[Data items]
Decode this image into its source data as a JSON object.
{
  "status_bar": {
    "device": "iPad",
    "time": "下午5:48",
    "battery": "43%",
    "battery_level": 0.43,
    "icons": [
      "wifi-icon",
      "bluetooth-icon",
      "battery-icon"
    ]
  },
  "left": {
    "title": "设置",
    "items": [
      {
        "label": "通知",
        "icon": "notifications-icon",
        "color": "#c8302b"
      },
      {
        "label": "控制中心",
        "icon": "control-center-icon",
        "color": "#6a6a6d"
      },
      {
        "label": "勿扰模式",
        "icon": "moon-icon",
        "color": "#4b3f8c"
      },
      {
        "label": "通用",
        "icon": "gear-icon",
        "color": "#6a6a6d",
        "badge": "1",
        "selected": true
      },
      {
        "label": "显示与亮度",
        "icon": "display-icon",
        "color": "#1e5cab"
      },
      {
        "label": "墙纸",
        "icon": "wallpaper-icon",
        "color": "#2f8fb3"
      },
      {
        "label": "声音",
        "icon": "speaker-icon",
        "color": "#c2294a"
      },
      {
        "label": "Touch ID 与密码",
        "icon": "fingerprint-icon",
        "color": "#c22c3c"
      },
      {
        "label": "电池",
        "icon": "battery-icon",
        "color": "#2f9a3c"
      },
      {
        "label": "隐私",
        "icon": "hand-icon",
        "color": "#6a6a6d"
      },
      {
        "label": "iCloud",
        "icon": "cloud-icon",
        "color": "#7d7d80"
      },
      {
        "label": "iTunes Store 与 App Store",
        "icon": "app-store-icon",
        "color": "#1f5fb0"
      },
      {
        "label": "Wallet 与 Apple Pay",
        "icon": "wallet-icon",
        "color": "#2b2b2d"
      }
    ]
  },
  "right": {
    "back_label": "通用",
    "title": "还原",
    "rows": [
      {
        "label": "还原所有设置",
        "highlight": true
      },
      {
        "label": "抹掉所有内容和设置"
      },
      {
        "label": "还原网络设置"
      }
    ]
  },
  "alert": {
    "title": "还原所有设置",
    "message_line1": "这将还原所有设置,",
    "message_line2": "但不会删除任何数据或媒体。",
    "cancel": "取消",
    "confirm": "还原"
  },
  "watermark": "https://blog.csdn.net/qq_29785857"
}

» **TASK GOAL**
Quote each line of the data above exactly as written.

» **COMPLETE ANSWER**
Decode this image into its source data as a JSON object.
{
  "status_bar": {
    "device": "iPad",
    "time": "下午5:48",
    "battery": "43%",
    "battery_level": 0.43,
    "icons": [
      "wifi-icon",
      "bluetooth-icon",
      "battery-icon"
    ]
  },
  "left": {
    "title": "设置",
    "items": [
      {
        "label": "通知",
        "icon": "notifications-icon",
        "color": "#c8302b"
      },
      {
        "label": "控制中心",
        "icon": "control-center-icon",
        "color": "#6a6a6d"
      },
      {
        "label": "勿扰模式",
        "icon": "moon-icon",
        "color": "#4b3f8c"
      },
      {
        "label": "通用",
        "icon": "gear-icon",
        "color": "#6a6a6d",
        "badge": "1",
        "selected": true
      },
      {
        "label": "显示与亮度",
        "icon": "display-icon",
        "color": "#1e5cab"
      },
      {
        "label": "墙纸",
        "icon": "wallpaper-icon",
        "color": "#2f8fb3"
      },
      {
        "label": "声音",
        "icon": "speaker-icon",
        "color": "#c2294a"
      },
      {
        "label": "Touch ID 与密码",
        "icon": "fingerprint-icon",
        "color": "#c22c3c"
      },
      {
        "label": "电池",
        "icon": "battery-icon",
        "color": "#2f9a3c"
      },
      {
        "label": "隐私",
        "icon": "hand-icon",
        "color": "#6a6a6d"
      },
      {
        "label": "iCloud",
        "icon": "cloud-icon",
        "color": "#7d7d80"
      },
      {
        "label": "iTunes Store 与 App Store",
        "icon": "app-store-icon",
        "color": "#1f5fb0"
      },
      {
        "label": "Wallet 与 Apple Pay",
        "icon": "wallet-icon",
        "color": "#2b2b2d"
      }
    ]
  },
  "right": {
    "back_label": "通用",
    "title": "还原",
    "rows": [
      {
        "label": "还原所有设置",
        "highlight": true
      },
      {
        "label": "抹掉所有内容和设置"
      },
      {
        "label": "还原网络设置"
      }
    ]
  },
  "alert": {
    "title": "还原所有设置",
    "message_line1": "这将还原所有设置,",
    "message_line2": "但不会删除任何数据或媒体。",
    "cancel": "取消",
    "confirm": "还原"
  },
  "watermark": "https://blog.csdn.net/qq_29785857"
}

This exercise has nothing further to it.